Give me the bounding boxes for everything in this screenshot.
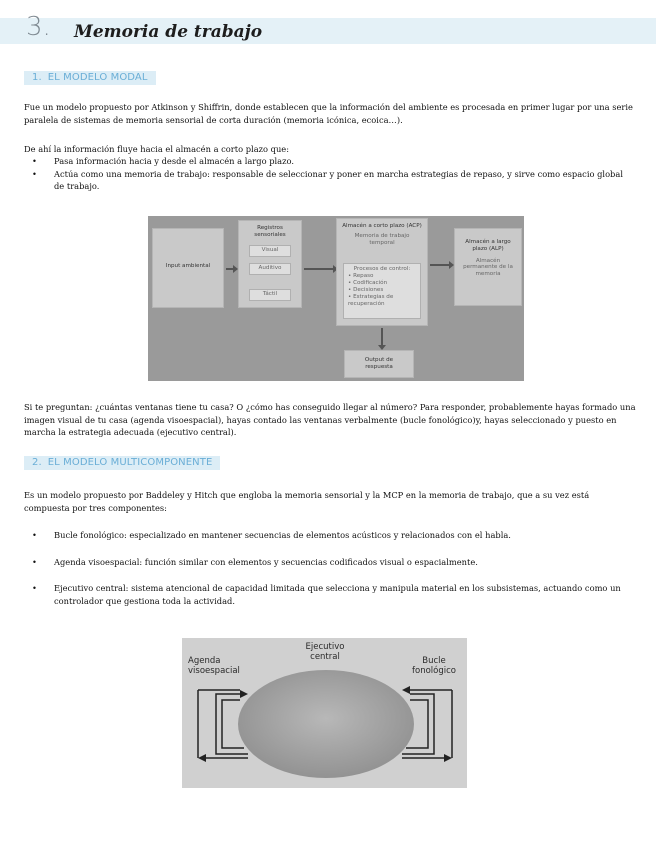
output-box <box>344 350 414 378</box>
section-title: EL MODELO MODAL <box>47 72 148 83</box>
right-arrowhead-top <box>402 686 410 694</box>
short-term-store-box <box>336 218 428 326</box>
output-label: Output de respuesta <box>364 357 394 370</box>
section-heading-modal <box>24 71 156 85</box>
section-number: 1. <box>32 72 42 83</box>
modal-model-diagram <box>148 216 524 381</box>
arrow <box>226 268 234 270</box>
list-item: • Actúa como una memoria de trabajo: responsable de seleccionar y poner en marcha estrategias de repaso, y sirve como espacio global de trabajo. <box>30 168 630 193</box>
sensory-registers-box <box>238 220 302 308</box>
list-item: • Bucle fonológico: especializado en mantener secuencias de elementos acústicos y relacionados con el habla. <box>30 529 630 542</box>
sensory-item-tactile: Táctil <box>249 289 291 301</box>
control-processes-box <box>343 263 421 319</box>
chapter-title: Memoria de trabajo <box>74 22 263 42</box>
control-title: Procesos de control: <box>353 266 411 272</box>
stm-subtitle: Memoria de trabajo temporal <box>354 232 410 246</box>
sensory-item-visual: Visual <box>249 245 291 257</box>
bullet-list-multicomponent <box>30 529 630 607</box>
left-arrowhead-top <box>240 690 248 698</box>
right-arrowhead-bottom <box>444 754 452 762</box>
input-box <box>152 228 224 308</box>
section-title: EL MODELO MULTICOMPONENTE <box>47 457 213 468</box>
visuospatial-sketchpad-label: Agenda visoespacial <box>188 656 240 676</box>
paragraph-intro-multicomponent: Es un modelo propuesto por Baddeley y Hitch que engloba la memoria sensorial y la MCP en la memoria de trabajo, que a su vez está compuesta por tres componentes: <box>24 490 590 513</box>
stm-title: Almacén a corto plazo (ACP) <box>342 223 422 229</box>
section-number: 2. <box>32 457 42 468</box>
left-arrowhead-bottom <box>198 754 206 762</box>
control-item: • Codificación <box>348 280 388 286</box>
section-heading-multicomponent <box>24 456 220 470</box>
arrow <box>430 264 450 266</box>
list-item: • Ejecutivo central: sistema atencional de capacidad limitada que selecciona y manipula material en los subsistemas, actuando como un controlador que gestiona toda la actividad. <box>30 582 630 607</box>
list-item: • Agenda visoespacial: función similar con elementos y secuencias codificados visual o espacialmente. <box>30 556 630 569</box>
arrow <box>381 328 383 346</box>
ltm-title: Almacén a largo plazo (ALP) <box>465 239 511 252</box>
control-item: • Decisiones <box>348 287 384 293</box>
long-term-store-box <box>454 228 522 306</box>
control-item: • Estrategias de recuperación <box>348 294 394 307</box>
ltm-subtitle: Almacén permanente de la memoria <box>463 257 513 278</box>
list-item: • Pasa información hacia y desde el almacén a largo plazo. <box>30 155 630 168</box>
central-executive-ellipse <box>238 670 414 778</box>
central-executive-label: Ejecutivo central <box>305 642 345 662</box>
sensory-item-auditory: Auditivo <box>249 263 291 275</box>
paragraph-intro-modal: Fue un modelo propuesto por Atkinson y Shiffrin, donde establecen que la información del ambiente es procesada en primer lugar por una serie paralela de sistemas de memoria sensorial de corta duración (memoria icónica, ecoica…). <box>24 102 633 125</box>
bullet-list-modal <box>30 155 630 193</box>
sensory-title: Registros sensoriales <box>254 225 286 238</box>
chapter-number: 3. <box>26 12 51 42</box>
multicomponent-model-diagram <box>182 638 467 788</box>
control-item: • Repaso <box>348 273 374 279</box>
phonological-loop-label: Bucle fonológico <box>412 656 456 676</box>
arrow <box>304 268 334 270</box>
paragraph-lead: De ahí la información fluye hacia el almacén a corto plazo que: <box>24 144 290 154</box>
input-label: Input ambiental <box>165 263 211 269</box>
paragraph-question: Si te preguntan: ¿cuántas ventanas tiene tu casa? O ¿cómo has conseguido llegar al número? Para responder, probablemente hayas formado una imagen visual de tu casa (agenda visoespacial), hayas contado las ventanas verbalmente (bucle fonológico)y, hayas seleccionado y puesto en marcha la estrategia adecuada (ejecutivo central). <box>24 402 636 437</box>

◆ ◆ ◆ ◆ ◆

Please rewrite all of the data above with every "list-item" changed to "bullet-item" and nothing else altered. Leave the pictures out of your answer.

Give me the bounding boxes for everything in this screenshot.
output-box <box>344 350 414 378</box>
section-title: EL MODELO MODAL <box>47 72 148 83</box>
right-arrowhead-top <box>402 686 410 694</box>
short-term-store-box <box>336 218 428 326</box>
output-label: Output de respuesta <box>364 357 394 370</box>
section-heading-modal <box>24 71 156 85</box>
section-number: 1. <box>32 72 42 83</box>
modal-model-diagram <box>148 216 524 381</box>
arrow <box>226 268 234 270</box>
bullet-item: • Actúa como una memoria de trabajo: responsable de seleccionar y poner en marcha estrategias de repaso, y sirve como espacio global de trabajo. <box>30 168 630 193</box>
sensory-registers-box <box>238 220 302 308</box>
bullet-item: • Bucle fonológico: especializado en mantener secuencias de elementos acústicos y relacionados con el habla. <box>30 529 630 542</box>
sensory-item-tactile: Táctil <box>249 289 291 301</box>
control-processes-box <box>343 263 421 319</box>
chapter-title: Memoria de trabajo <box>74 22 263 42</box>
control-title: Procesos de control: <box>353 266 411 272</box>
stm-subtitle: Memoria de trabajo temporal <box>354 232 410 246</box>
sensory-item-visual: Visual <box>249 245 291 257</box>
bullet-list-multicomponent <box>30 529 630 607</box>
left-arrowhead-top <box>240 690 248 698</box>
right-arrowhead-bottom <box>444 754 452 762</box>
input-box <box>152 228 224 308</box>
section-title: EL MODELO MULTICOMPONENTE <box>47 457 213 468</box>
visuospatial-sketchpad-label: Agenda visoespacial <box>188 656 240 676</box>
paragraph-intro-multicomponent: Es un modelo propuesto por Baddeley y Hitch que engloba la memoria sensorial y la MCP en la memoria de trabajo, que a su vez está compuesta por tres componentes: <box>24 490 590 513</box>
stm-title: Almacén a corto plazo (ACP) <box>342 223 422 229</box>
section-number: 2. <box>32 457 42 468</box>
left-arrowhead-bottom <box>198 754 206 762</box>
control-item: • Codificación <box>348 280 388 286</box>
section-heading-multicomponent <box>24 456 220 470</box>
arrow <box>430 264 450 266</box>
bullet-item: • Ejecutivo central: sistema atencional de capacidad limitada que selecciona y manipula material en los subsistemas, actuando como un controlador que gestiona toda la actividad. <box>30 582 630 607</box>
bullet-item: • Agenda visoespacial: función similar con elementos y secuencias codificados visual o espacialmente. <box>30 556 630 569</box>
arrow <box>381 328 383 346</box>
ltm-title: Almacén a largo plazo (ALP) <box>465 239 511 252</box>
control-item: • Decisiones <box>348 287 384 293</box>
long-term-store-box <box>454 228 522 306</box>
control-item: • Estrategias de recuperación <box>348 294 394 307</box>
ltm-subtitle: Almacén permanente de la memoria <box>463 257 513 278</box>
bullet-item: • Pasa información hacia y desde el almacén a largo plazo. <box>30 155 630 168</box>
central-executive-ellipse <box>238 670 414 778</box>
central-executive-label: Ejecutivo central <box>305 642 345 662</box>
sensory-item-auditory: Auditivo <box>249 263 291 275</box>
paragraph-intro-modal: Fue un modelo propuesto por Atkinson y Shiffrin, donde establecen que la información del ambiente es procesada en primer lugar por una serie paralela de sistemas de memoria sensorial de corta duración (memoria icónica, ecoica…). <box>24 102 633 125</box>
bullet-list-modal <box>30 155 630 193</box>
sensory-title: Registros sensoriales <box>254 225 286 238</box>
chapter-number: 3. <box>26 12 51 42</box>
multicomponent-model-diagram <box>182 638 467 788</box>
control-item: • Repaso <box>348 273 374 279</box>
phonological-loop-label: Bucle fonológico <box>412 656 456 676</box>
arrow <box>304 268 334 270</box>
paragraph-lead: De ahí la información fluye hacia el almacén a corto plazo que: <box>24 144 290 154</box>
input-label: Input ambiental <box>165 263 211 269</box>
paragraph-question: Si te preguntan: ¿cuántas ventanas tiene tu casa? O ¿cómo has conseguido llegar al número? Para responder, probablemente hayas formado una imagen visual de tu casa (agenda visoespacial), hayas contado las ventanas verbalmente (bucle fonológico)y, hayas seleccionado y puesto en marcha la estrategia adecuada (ejecutivo central). <box>24 402 636 437</box>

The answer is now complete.